**Written problem**
Write out the whole listing exactly as it stands.

**Provided data**
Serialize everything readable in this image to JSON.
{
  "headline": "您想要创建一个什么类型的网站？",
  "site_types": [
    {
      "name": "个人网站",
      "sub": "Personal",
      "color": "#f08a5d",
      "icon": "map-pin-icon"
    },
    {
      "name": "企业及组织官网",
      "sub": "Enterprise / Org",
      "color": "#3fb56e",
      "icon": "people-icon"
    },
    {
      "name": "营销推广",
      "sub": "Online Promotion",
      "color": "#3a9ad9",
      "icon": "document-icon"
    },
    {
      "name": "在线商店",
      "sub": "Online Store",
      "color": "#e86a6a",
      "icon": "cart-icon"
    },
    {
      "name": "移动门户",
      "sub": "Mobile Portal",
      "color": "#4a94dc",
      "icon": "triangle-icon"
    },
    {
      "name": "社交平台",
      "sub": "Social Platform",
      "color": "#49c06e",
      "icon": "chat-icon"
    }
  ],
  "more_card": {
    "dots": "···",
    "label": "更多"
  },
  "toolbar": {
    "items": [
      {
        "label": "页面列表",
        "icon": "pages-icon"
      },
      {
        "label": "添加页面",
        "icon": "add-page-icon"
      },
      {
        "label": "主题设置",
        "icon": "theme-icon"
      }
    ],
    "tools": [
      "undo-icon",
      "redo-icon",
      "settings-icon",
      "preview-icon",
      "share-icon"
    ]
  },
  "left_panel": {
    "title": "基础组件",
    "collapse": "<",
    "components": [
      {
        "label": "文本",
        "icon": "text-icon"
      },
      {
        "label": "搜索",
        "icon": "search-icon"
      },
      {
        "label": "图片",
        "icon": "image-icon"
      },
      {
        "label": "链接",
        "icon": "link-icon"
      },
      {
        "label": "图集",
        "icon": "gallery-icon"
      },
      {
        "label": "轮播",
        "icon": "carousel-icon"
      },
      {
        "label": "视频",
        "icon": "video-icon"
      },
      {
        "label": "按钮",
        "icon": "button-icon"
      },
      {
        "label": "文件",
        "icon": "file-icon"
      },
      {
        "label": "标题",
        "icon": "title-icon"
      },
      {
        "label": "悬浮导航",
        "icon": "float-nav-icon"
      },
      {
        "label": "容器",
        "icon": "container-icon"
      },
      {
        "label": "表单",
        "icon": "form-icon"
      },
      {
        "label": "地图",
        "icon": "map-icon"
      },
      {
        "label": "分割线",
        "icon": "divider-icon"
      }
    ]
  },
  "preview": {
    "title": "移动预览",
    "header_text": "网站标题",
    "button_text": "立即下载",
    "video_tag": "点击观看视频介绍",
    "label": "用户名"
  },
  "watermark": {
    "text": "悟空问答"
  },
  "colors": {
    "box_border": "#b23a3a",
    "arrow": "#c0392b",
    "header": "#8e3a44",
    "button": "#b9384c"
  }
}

**Answer for the task**
Serialize everything readable in this image to JSON.
{
  "headline": "您想要创建一个什么类型的网站？",
  "site_types": [
    {
      "name": "个人网站",
      "sub": "Personal",
      "color": "#f08a5d",
      "icon": "map-pin-icon"
    },
    {
      "name": "企业及组织官网",
      "sub": "Enterprise / Org",
      "color": "#3fb56e",
      "icon": "people-icon"
    },
    {
      "name": "营销推广",
      "sub": "Online Promotion",
      "color": "#3a9ad9",
      "icon": "document-icon"
    },
    {
      "name": "在线商店",
      "sub": "Online Store",
      "color": "#e86a6a",
      "icon": "cart-icon"
    },
    {
      "name": "移动门户",
      "sub": "Mobile Portal",
      "color": "#4a94dc",
      "icon": "triangle-icon"
    },
    {
      "name": "社交平台",
      "sub": "Social Platform",
      "color": "#49c06e",
      "icon": "chat-icon"
    }
  ],
  "more_card": {
    "dots": "···",
    "label": "更多"
  },
  "toolbar": {
    "items": [
      {
        "label": "页面列表",
        "icon": "pages-icon"
      },
      {
        "label": "添加页面",
        "icon": "add-page-icon"
      },
      {
        "label": "主题设置",
        "icon": "theme-icon"
      }
    ],
    "tools": [
      "undo-icon",
      "redo-icon",
      "settings-icon",
      "preview-icon",
      "share-icon"
    ]
  },
  "left_panel": {
    "title": "基础组件",
    "collapse": "<",
    "components": [
      {
        "label": "文本",
        "icon": "text-icon"
      },
      {
        "label": "搜索",
        "icon": "search-icon"
      },
      {
        "label": "图片",
        "icon": "image-icon"
      },
      {
        "label": "链接",
        "icon": "link-icon"
      },
      {
        "label": "图集",
        "icon": "gallery-icon"
      },
      {
        "label": "轮播",
        "icon": "carousel-icon"
      },
      {
        "label": "视频",
        "icon": "video-icon"
      },
      {
        "label": "按钮",
        "icon": "button-icon"
      },
      {
        "label": "文件",
        "icon": "file-icon"
      },
      {
        "label": "标题",
        "icon": "title-icon"
      },
      {
        "label": "悬浮导航",
        "icon": "float-nav-icon"
      },
      {
        "label": "容器",
        "icon": "container-icon"
      },
      {
        "label": "表单",
        "icon": "form-icon"
      },
      {
        "label": "地图",
        "icon": "map-icon"
      },
      {
        "label": "分割线",
        "icon": "divider-icon"
      }
    ]
  },
  "preview": {
    "title": "移动预览",
    "header_text": "网站标题",
    "button_text": "立即下载",
    "video_tag": "点击观看视频介绍",
    "label": "用户名"
  },
  "watermark": {
    "text": "悟空问答"
  },
  "colors": {
    "box_border": "#b23a3a",
    "arrow": "#c0392b",
    "header": "#8e3a44",
    "button": "#b9384c"
  }
}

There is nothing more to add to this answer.